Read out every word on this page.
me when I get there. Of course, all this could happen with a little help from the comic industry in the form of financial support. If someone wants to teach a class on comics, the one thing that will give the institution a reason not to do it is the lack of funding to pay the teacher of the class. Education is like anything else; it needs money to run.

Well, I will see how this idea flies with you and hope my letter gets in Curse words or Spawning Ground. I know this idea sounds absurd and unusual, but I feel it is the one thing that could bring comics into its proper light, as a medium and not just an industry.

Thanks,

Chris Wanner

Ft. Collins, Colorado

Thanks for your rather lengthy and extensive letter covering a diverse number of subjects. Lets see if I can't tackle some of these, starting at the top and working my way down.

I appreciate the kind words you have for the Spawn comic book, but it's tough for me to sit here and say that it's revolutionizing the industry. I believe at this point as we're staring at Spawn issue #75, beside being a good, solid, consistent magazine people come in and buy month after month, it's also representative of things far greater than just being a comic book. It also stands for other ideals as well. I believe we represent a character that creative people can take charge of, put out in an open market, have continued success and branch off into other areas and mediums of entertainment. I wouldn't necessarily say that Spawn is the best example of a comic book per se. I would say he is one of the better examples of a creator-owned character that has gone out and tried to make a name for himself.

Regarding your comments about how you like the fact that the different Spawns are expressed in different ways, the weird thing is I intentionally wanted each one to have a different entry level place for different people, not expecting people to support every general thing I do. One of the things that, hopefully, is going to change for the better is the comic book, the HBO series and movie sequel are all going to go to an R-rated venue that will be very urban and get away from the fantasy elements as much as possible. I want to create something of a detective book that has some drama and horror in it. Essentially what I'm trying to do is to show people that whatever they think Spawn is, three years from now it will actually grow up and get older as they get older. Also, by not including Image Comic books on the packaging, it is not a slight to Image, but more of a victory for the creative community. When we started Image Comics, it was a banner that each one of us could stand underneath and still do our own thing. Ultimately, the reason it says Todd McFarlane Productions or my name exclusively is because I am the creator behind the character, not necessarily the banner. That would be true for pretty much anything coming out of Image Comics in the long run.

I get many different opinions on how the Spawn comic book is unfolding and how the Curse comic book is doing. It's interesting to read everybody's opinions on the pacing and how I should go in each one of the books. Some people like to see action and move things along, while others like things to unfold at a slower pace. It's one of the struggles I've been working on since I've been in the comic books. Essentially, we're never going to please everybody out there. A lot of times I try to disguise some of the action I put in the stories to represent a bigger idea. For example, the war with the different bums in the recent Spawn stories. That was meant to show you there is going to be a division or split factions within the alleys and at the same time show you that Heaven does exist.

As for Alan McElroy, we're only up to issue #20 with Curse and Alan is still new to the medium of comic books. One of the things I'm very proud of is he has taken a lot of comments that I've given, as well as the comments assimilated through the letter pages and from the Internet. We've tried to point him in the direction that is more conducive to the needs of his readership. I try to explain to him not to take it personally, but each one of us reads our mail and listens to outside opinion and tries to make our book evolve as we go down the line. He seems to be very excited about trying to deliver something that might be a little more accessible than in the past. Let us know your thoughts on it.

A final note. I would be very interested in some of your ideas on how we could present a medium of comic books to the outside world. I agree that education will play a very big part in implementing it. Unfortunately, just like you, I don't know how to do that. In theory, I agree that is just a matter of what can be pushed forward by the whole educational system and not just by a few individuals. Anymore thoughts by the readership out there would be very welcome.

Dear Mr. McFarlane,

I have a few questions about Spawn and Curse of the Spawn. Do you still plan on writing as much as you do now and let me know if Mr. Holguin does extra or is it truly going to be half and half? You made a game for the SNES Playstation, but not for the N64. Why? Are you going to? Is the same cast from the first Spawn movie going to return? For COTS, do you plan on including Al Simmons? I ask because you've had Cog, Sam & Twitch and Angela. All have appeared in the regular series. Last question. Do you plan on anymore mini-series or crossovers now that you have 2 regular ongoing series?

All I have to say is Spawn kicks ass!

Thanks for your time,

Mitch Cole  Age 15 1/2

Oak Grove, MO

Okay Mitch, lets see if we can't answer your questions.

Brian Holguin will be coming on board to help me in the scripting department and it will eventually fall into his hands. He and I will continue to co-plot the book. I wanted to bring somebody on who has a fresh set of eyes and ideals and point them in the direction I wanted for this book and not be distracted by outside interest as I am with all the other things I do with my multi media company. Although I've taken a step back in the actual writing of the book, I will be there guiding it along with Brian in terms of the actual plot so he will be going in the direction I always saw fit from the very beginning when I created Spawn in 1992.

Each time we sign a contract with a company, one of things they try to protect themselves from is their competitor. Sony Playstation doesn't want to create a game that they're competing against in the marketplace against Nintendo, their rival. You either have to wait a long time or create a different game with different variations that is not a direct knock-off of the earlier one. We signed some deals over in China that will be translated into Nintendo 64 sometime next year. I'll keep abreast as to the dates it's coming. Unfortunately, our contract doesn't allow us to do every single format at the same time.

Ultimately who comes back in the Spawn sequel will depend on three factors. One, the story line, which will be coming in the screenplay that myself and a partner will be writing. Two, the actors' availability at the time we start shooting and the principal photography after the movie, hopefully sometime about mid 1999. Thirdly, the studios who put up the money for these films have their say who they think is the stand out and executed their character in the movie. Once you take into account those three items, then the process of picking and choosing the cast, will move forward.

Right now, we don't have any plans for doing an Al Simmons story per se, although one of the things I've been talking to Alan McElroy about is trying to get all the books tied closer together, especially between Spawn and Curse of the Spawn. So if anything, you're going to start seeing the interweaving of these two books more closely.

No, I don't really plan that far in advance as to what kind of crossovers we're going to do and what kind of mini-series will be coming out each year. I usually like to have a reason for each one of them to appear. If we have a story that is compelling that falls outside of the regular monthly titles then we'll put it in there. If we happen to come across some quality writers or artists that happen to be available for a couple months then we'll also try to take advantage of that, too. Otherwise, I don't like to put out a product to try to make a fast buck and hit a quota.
══════
Problem requirements:
Write all of the records out again exactly.

Written answer:
Read out every word on this page.
me when I get there. Of course, all this could happen with a little help from the comic industry in the form of financial support. If someone wants to teach a class on comics, the one thing that will give the institution a reason not to do it is the lack of funding to pay the teacher of the class. Education is like anything else; it needs money to run.

Well, I will see how this idea flies with you and hope my letter gets in Curse words or Spawning Ground. I know this idea sounds absurd and unusual, but I feel it is the one thing that could bring comics into its proper light, as a medium and not just an industry.

Thanks,

Chris Wanner

Ft. Collins, Colorado

Thanks for your rather lengthy and extensive letter covering a diverse number of subjects. Lets see if I can't tackle some of these, starting at the top and working my way down.

I appreciate the kind words you have for the Spawn comic book, but it's tough for me to sit here and say that it's revolutionizing the industry. I believe at this point as we're staring at Spawn issue #75, beside being a good, solid, consistent magazine people come in and buy month after month, it's also representative of things far greater than just being a comic book. It also stands for other ideals as well. I believe we represent a character that creative people can take charge of, put out in an open market, have continued success and branch off into other areas and mediums of entertainment. I wouldn't necessarily say that Spawn is the best example of a comic book per se. I would say he is one of the better examples of a creator-owned character that has gone out and tried to make a name for himself.

Regarding your comments about how you like the fact that the different Spawns are expressed in different ways, the weird thing is I intentionally wanted each one to have a different entry level place for different people, not expecting people to support every general thing I do. One of the things that, hopefully, is going to change for the better is the comic book, the HBO series and movie sequel are all going to go to an R-rated venue that will be very urban and get away from the fantasy elements as much as possible. I want to create something of a detective book that has some drama and horror in it. Essentially what I'm trying to do is to show people that whatever they think Spawn is, three years from now it will actually grow up and get older as they get older. Also, by not including Image Comic books on the packaging, it is not a slight to Image, but more of a victory for the creative community. When we started Image Comics, it was a banner that each one of us could stand underneath and still do our own thing. Ultimately, the reason it says Todd McFarlane Productions or my name exclusively is because I am the creator behind the character, not necessarily the banner. That would be true for pretty much anything coming out of Image Comics in the long run.

I get many different opinions on how the Spawn comic book is unfolding and how the Curse comic book is doing. It's interesting to read everybody's opinions on the pacing and how I should go in each one of the books. Some people like to see action and move things along, while others like things to unfold at a slower pace. It's one of the struggles I've been working on since I've been in the comic books. Essentially, we're never going to please everybody out there. A lot of times I try to disguise some of the action I put in the stories to represent a bigger idea. For example, the war with the different bums in the recent Spawn stories. That was meant to show you there is going to be a division or split factions within the alleys and at the same time show you that Heaven does exist.

As for Alan McElroy, we're only up to issue #20 with Curse and Alan is still new to the medium of comic books. One of the things I'm very proud of is he has taken a lot of comments that I've given, as well as the comments assimilated through the letter pages and from the Internet. We've tried to point him in the direction that is more conducive to the needs of his readership. I try to explain to him not to take it personally, but each one of us reads our mail and listens to outside opinion and tries to make our book evolve as we go down the line. He seems to be very excited about trying to deliver something that might be a little more accessible than in the past. Let us know your thoughts on it.

A final note. I would be very interested in some of your ideas on how we could present a medium of comic books to the outside world. I agree that education will play a very big part in implementing it. Unfortunately, just like you, I don't know how to do that. In theory, I agree that is just a matter of what can be pushed forward by the whole educational system and not just by a few individuals. Anymore thoughts by the readership out there would be very welcome.

Dear Mr. McFarlane,

I have a few questions about Spawn and Curse of the Spawn. Do you still plan on writing as much as you do now and let me know if Mr. Holguin does extra or is it truly going to be half and half? You made a game for the SNES Playstation, but not for the N64. Why? Are you going to? Is the same cast from the first Spawn movie going to return? For COTS, do you plan on including Al Simmons? I ask because you've had Cog, Sam & Twitch and Angela. All have appeared in the regular series. Last question. Do you plan on anymore mini-series or crossovers now that you have 2 regular ongoing series?

All I have to say is Spawn kicks ass!

Thanks for your time,

Mitch Cole  Age 15 1/2

Oak Grove, MO

Okay Mitch, lets see if we can't answer your questions.

Brian Holguin will be coming on board to help me in the scripting department and it will eventually fall into his hands. He and I will continue to co-plot the book. I wanted to bring somebody on who has a fresh set of eyes and ideals and point them in the direction I wanted for this book and not be distracted by outside interest as I am with all the other things I do with my multi media company. Although I've taken a step back in the actual writing of the book, I will be there guiding it along with Brian in terms of the actual plot so he will be going in the direction I always saw fit from the very beginning when I created Spawn in 1992.

Each time we sign a contract with a company, one of things they try to protect themselves from is their competitor. Sony Playstation doesn't want to create a game that they're competing against in the marketplace against Nintendo, their rival. You either have to wait a long time or create a different game with different variations that is not a direct knock-off of the earlier one. We signed some deals over in China that will be translated into Nintendo 64 sometime next year. I'll keep abreast as to the dates it's coming. Unfortunately, our contract doesn't allow us to do every single format at the same time.

Ultimately who comes back in the Spawn sequel will depend on three factors. One, the story line, which will be coming in the screenplay that myself and a partner will be writing. Two, the actors' availability at the time we start shooting and the principal photography after the movie, hopefully sometime about mid 1999. Thirdly, the studios who put up the money for these films have their say who they think is the stand out and executed their character in the movie. Once you take into account those three items, then the process of picking and choosing the cast, will move forward.

Right now, we don't have any plans for doing an Al Simmons story per se, although one of the things I've been talking to Alan McElroy about is trying to get all the books tied closer together, especially between Spawn and Curse of the Spawn. So if anything, you're going to start seeing the interweaving of these two books more closely.

No, I don't really plan that far in advance as to what kind of crossovers we're going to do and what kind of mini-series will be coming out each year. I usually like to have a reason for each one of them to appear. If we have a story that is compelling that falls outside of the regular monthly titles then we'll put it in there. If we happen to come across some quality writers or artists that happen to be available for a couple months then we'll also try to take advantage of that, too. Otherwise, I don't like to put out a product to try to make a fast buck and hit a quota.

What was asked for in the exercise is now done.